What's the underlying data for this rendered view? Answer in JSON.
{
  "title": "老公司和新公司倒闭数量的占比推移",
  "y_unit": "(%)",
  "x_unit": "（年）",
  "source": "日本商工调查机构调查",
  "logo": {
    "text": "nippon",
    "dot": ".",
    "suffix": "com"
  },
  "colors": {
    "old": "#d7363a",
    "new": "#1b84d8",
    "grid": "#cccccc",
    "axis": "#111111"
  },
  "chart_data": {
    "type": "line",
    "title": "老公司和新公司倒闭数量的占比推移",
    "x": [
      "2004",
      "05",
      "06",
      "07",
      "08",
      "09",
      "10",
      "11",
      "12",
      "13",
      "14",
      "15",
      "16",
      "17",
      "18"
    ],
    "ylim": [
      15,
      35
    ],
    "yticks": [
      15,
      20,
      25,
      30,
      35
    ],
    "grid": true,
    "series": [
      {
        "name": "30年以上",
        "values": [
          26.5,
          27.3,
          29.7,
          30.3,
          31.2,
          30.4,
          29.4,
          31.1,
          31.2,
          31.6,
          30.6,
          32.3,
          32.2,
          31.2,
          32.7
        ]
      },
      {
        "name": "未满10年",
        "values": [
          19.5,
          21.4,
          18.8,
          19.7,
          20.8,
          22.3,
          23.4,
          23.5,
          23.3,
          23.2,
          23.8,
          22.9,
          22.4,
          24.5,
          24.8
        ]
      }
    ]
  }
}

::::::::::

▶ [EXERCISE]
In the entries above, identify each line that includes the string "老公司和新公司倒闭数量的占比推移", then copy it.

▶ [COMPLETED EXERCISE]
  "title": "老公司和新公司倒闭数量的占比推移",
    "title": "老公司和新公司倒闭数量的占比推移",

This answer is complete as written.